# Check your understanding:
1. According to the Candy Store Gallery article, at what street address was the gallery located?
2. In one to three sentences, explain what the Candy Store Gallery article gives as Adeliza McHugh's reason for founding the gallery.
3. Pick up the Candy Store Gallery article after its final sentence and write the passage that comes next.

# Page extract:
Candy Store Gallery
- Established: 1962
- Dissolved: 1992
- Location: Folsom, California
- Type: art gallery
- Key holdings: Funk artists of Northern California, USA
- Founder: Adeliza McHugh

= Candy Store Gallery =

The Candy Store Gallery (from 1962 to 1992) introduced many important artists and styles of art, and was a leading showcase for the Funk artists of Northern California, United States.

== History ==
Located in a commercial building at 605 Sutter Street in downtown Folsom, California, the Candy Store Gallery previously served as a library and candy store, before becoming the personal residence of Adeliza McHugh, who founded the gallery in order to showcase the works of regional artists whom she admired. Despite having no formal art background, McHugh was instrumental in introducing many artists that would go on to achieve national, and in some cases, international reputations including James Albertson, Robert Arneson, Clayton Bailey, Roy De Forest, David Gilhooly, Irv Marcus, Maija Peeples-Bright, Peter VandenBerge, Camille VandenBerge, and William T. Wiley.

# Exercise data:
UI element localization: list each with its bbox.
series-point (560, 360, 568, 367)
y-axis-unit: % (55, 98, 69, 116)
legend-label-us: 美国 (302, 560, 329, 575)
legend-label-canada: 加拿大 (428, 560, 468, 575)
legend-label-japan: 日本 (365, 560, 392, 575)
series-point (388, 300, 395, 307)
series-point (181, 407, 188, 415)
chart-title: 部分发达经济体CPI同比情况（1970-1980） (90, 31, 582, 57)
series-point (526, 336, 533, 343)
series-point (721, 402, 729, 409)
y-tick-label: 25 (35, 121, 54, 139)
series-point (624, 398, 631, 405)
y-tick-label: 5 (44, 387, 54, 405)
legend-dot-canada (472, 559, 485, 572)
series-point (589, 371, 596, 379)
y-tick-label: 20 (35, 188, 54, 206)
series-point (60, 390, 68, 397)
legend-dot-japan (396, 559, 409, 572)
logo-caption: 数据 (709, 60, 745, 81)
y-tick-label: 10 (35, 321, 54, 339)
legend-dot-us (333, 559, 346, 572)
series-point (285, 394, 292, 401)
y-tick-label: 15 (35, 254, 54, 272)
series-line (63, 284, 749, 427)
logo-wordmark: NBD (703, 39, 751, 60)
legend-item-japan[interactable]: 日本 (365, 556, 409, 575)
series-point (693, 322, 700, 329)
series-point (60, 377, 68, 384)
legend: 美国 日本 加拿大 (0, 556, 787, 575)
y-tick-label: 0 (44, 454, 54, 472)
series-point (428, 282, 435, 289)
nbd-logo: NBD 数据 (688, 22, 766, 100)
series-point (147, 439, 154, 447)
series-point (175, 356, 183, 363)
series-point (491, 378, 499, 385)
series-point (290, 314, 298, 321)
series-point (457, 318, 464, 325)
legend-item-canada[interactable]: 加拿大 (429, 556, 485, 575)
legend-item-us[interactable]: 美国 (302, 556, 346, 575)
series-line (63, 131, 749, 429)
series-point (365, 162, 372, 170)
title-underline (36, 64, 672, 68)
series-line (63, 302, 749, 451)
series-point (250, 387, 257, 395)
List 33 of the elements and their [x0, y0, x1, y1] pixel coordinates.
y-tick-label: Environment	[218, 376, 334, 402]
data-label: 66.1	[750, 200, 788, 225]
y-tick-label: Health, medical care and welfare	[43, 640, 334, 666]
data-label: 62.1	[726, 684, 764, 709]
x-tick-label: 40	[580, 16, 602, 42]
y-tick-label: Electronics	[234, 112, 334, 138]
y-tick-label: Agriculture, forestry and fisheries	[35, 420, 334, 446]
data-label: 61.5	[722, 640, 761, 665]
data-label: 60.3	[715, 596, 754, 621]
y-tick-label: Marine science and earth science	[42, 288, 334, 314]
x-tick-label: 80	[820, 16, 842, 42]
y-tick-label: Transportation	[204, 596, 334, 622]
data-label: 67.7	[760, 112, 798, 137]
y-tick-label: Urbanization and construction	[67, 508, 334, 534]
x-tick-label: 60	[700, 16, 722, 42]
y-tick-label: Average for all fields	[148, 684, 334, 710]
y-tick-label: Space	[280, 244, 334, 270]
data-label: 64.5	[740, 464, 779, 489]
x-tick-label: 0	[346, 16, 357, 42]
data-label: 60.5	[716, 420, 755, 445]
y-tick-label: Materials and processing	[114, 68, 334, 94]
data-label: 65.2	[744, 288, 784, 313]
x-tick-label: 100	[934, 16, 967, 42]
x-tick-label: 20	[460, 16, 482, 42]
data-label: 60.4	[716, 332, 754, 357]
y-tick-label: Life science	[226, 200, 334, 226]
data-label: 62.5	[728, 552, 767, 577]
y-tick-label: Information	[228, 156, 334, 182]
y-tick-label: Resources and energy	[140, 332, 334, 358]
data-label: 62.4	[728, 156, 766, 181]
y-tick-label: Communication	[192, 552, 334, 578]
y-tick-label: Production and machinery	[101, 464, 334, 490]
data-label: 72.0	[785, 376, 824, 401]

# Replies:
1. 605 Sutter Street in downtown Folsom, California.

2. McHugh founded the gallery to showcase the works of regional artists whom she admired. She did this despite having no formal art background.

3.
By way of various group exhibitions, the gallery also played an important role in defining, and promoting, Funk art and Nut art.

The Candy Store Gallery began in 1962 when McHugh was stopped by the local health department from continuing to sell homemade confections, (specifically almond nougat treats).

Despite its relatively small size (just two rooms), the gallery gained wide attention from critics and collectors, including a much publicized visit in 1970 by art collector and actor Vincent Price. Although many of the artists given their starts at the gallery went on to bigger venues, most remained loyal to McHugh and continued to exhibit, and sell work, through the gallery. In recognition of the gallery's contributions, it was honored in 1981 by an attendance record-breaking exhibition at Sacramento's Crocker Art Museum titled "Welcome to the Candy Store."

The gallery closed in 1992, and McHugh died in 2003 at age 91.